#### Data in this exercise

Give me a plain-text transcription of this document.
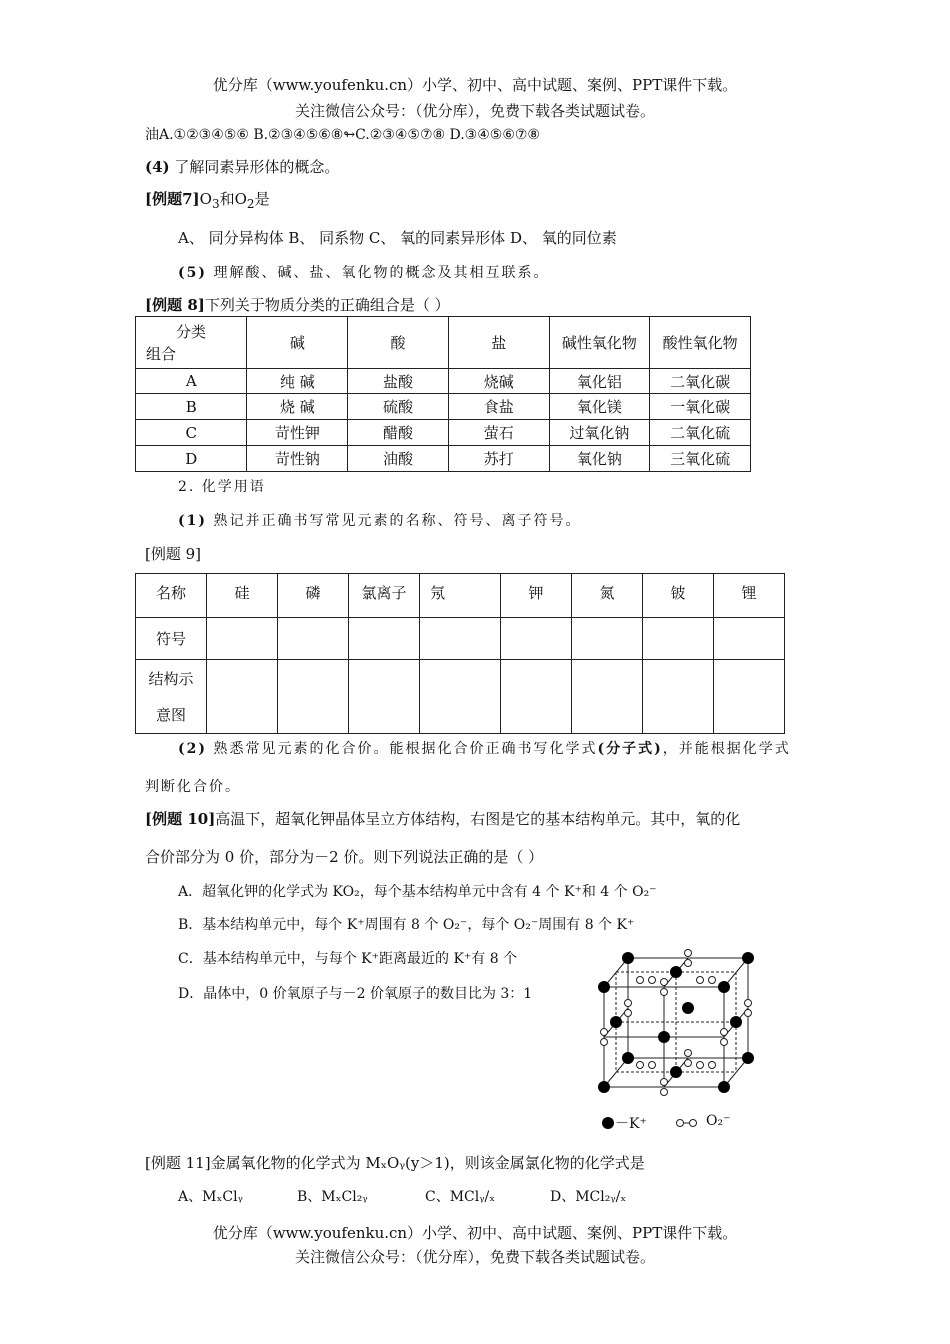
优分库（www.youfenku.cn）小学、初中、高中试题、案例、PPT课件下载。
关注微信公众号：（优分库），免费下载各类试题试卷。
油A.①②③④⑤⑥ B.②③④⑤⑥⑧↬C.②③④⑤⑦⑧ D.③④⑤⑥⑦⑧
(4) 了解同素异形体的概念。
[例题$7]O_3$和$O_2$是
A、 同分异构体 B、 同系物 C、 氧的同素异形体 D、 氧的同位素
(5) 理解酸、碱、盐、氧化物的概念及其相互联系。
[例题 8]下列关于物质分类的正确组合是（ ）
分类
组合	碱	酸	盐	碱性氧化物	酸性氧化物
A	纯 碱	盐酸	烧碱	氧化铝	二氧化碳
B	烧 碱	硫酸	食盐	氧化镁	一氧化碳
C	苛性钾	醋酸	萤石	过氧化钠	二氧化硫
D	苛性钠	油酸	苏打	氧化钠	三氧化硫
2. 化学用语
(1) 熟记并正确书写常见元素的名称、符号、离子符号。
[例题 9]
名称	硅	磷	氯离子	氖	钾	氮	铍	锂
符号								

结构示
意图								

(2) 熟悉常见元素的化合价。能根据化合价正确书写化学式(分子式)，并能根据化学式
判断化合价。
[例题 10]高温下，超氧化钾晶体呈立方体结构，右图是它的基本结构单元。其中，氧的化
合价部分为 0 价，部分为－2 价。则下列说法正确的是（ ）
A．超氧化钾的化学式为 KO₂，每个基本结构单元中含有 4 个 K⁺和 4 个 O₂⁻
B．基本结构单元中，每个 K⁺周围有 8 个 O₂⁻，每个 O₂⁻周围有 8 个 K⁺
C．基本结构单元中，与每个 K⁺距离最近的 K⁺有 8 个
D．晶体中，0 价氧原子与－2 价氧原子的数目比为 3：1
－K⁺	O₂⁻
[例题 11]金属氧化物的化学式为 MₓOᵧ(y＞1)，则该金属氯化物的化学式是
A、MₓClᵧ	B、MₓCl₂ᵧ	C、MClᵧ/ₓ	D、MCl₂ᵧ/ₓ
优分库（www.youfenku.cn）小学、初中、高中试题、案例、PPT课件下载。
关注微信公众号：（优分库），免费下载各类试题试卷。
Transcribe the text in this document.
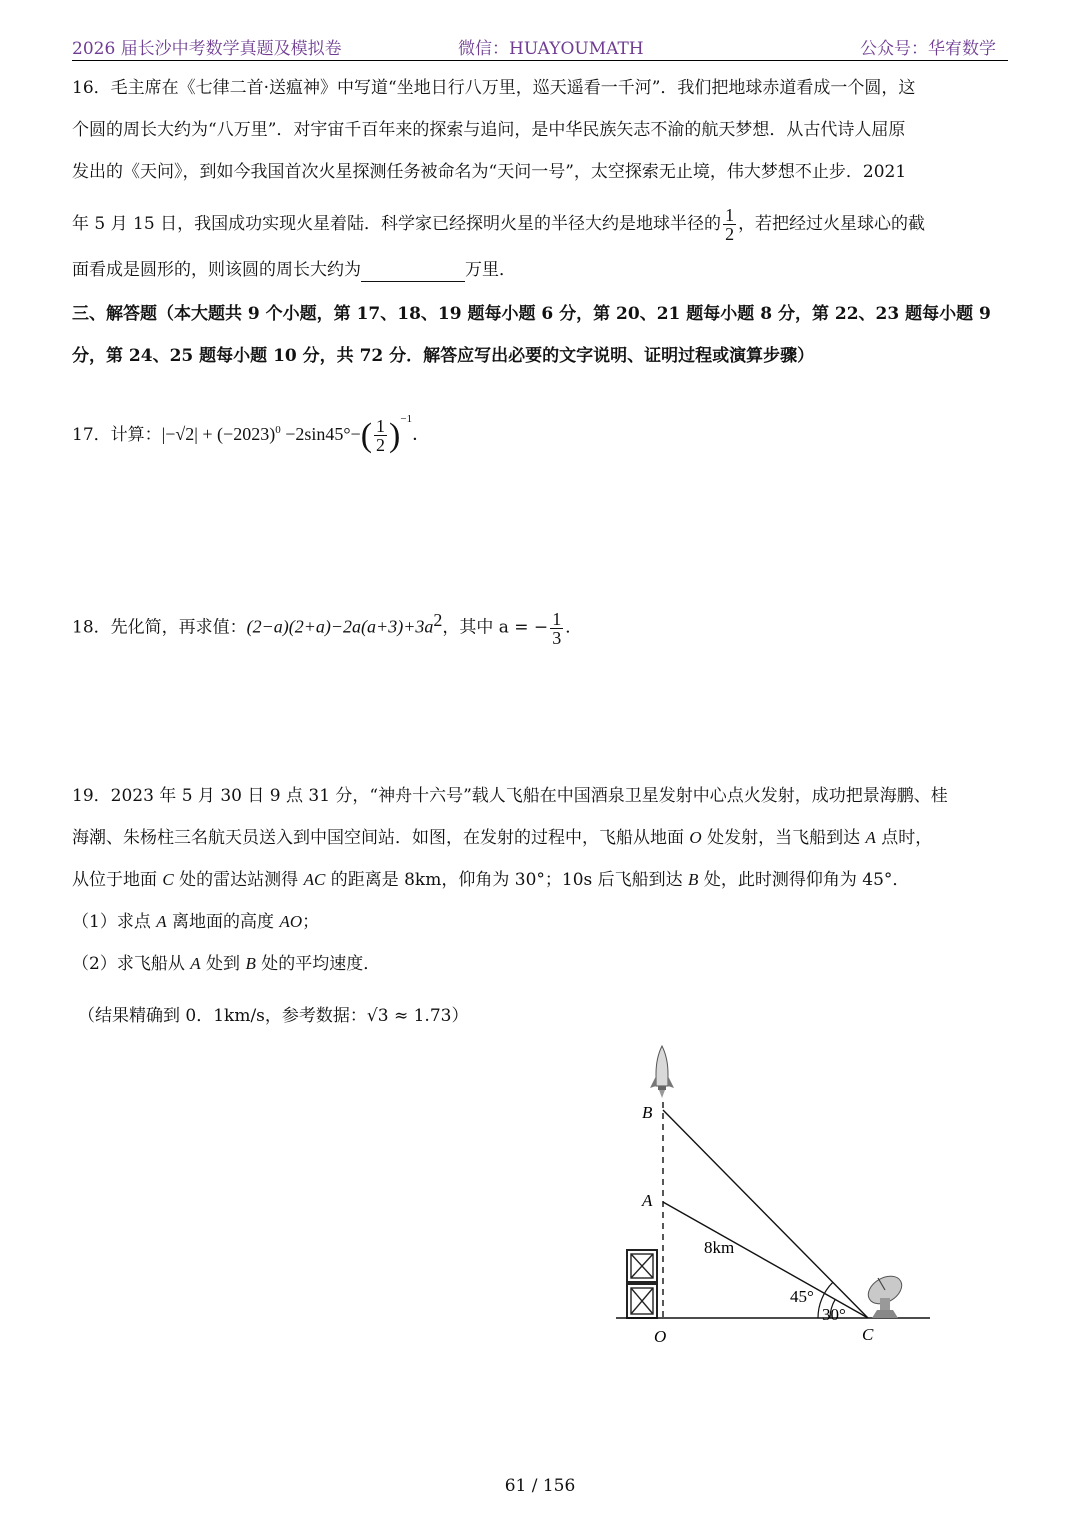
2026 届长沙中考数学真题及模拟卷	微信：HUAYOUMATH	公众号：华宥数学
16．毛主席在《七律二首·送瘟神》中写道“坐地日行八万里，巡天遥看一千河”．我们把地球赤道看成一个圆，这
个圆的周长大约为“八万里”．对宇宙千百年来的探索与追问，是中华民族矢志不渝的航天梦想．从古代诗人屈原
发出的《天问》，到如今我国首次火星探测任务被命名为“天问一号”，太空探索无止境，伟大梦想不止步．2021
年 5 月 15 日，我国成功实现火星着陆．科学家已经探明火星的半径大约是地球半径的 $\frac{1}{2}$ ，若把经过火星球心的截
面看成是圆形的，则该圆的周长大约为	万里．
三、解答题（本大题共 9 个小题，第 17、18、19 题每小题 6 分，第 20、21 题每小题 8 分，第 22、23 题每小题 9
分，第 24、25 题每小题 10 分，共 72 分．解答应写出必要的文字说明、证明过程或演算步骤）
17．计算：$|-√2| + (-2023)^0 -2\sin 45^\circ-( \frac{1}{2} )^{-1}$．
18．先化简，再求值：$(2-a)(2+a)-2a(a+3)+3a^2$，其中 a = − $\frac{1}{3}$ ．
19．2023 年 5 月 30 日 9 点 31 分，“神舟十六号”载人飞船在中国酒泉卫星发射中心点火发射，成功把景海鹏、桂
海潮、朱杨柱三名航天员送入到中国空间站．如图，在发射的过程中，飞船从地面 O 处发射，当飞船到达 A 点时，
从位于地面 C 处的雷达站测得 AC 的距离是 8km，仰角为 30°；10s 后飞船到达 B 处，此时测得仰角为 45°．
（1）求点 A 离地面的高度 AO；
（2）求飞船从 A 处到 B 处的平均速度．
（结果精确到 0．1km/s，参考数据：√3 ≈ 1.73）
B
A
O	C
8km
45°
30°
61 / 156
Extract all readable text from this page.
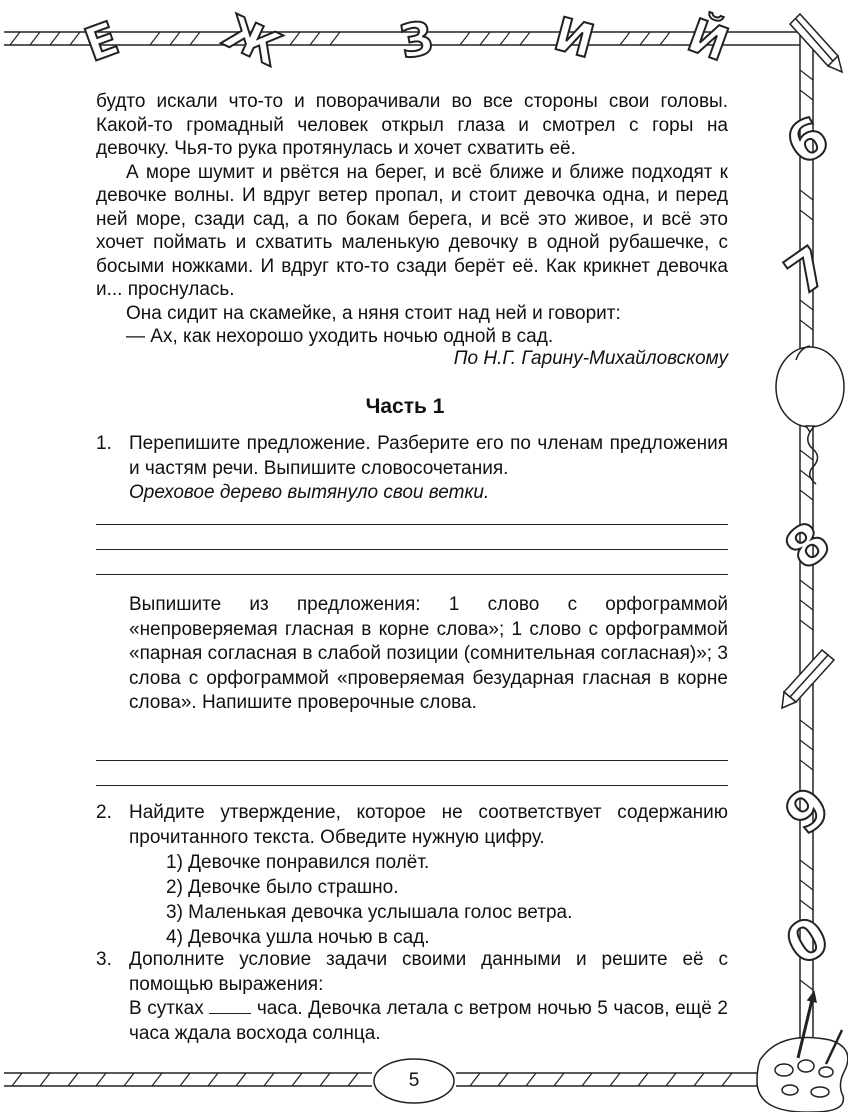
Е Ж З И Й
6
7
8
9
0

будто искали что-то и поворачивали во все стороны свои головы. Какой-то громадный человек открыл глаза и смотрел с горы на девочку. Чья-то рука протянулась и хочет схватить её.

А море шумит и рвётся на берег, и всё ближе и ближе подходят к девочке волны. И вдруг ветер пропал, и стоит девочка одна, и перед ней море, сзади сад, а по бокам берега, и всё это живое, и всё это хочет поймать и схватить маленькую девочку в одной рубашечке, с босыми ножками. И вдруг кто-то сзади берёт её. Как крикнет девочка и... проснулась.

Она сидит на скамейке, а няня стоит над ней и говорит:

— Ах, как нехорошо уходить ночью одной в сад.

По Н.Г. Гарину-Михайловскому
Часть 1
1. Перепишите предложение. Разберите его по членам предложения и частям речи. Выпишите словосочетания.
Ореховое дерево вытянуло свои ветки.
Выпишите из предложения: 1 слово с орфограммой «непроверяемая гласная в корне слова»; 1 слово с орфограммой «парная согласная в слабой позиции (сомнительная согласная)»; 3 слова с орфограммой «проверяемая безударная гласная в корне слова». Напишите проверочные слова.
2. Найдите утверждение, которое не соответствует содержанию прочитанного текста. Обведите нужную цифру.
1) Девочке понравился полёт.
2) Девочке было страшно.
3) Маленькая девочка услышала голос ветра.
4) Девочка ушла ночью в сад.
3. Дополните условие задачи своими данными и решите её с помощью выражения:
В сутках	часа. Девочка летала с ветром ночью 5 часов, ещё 2 часа ждала восхода солнца.
5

########

* _Direction_:
From the listing above, return each line with the word "document".

* _Task response_:
Give me a plain-text transcription of this document.
Transcribe the text in this document.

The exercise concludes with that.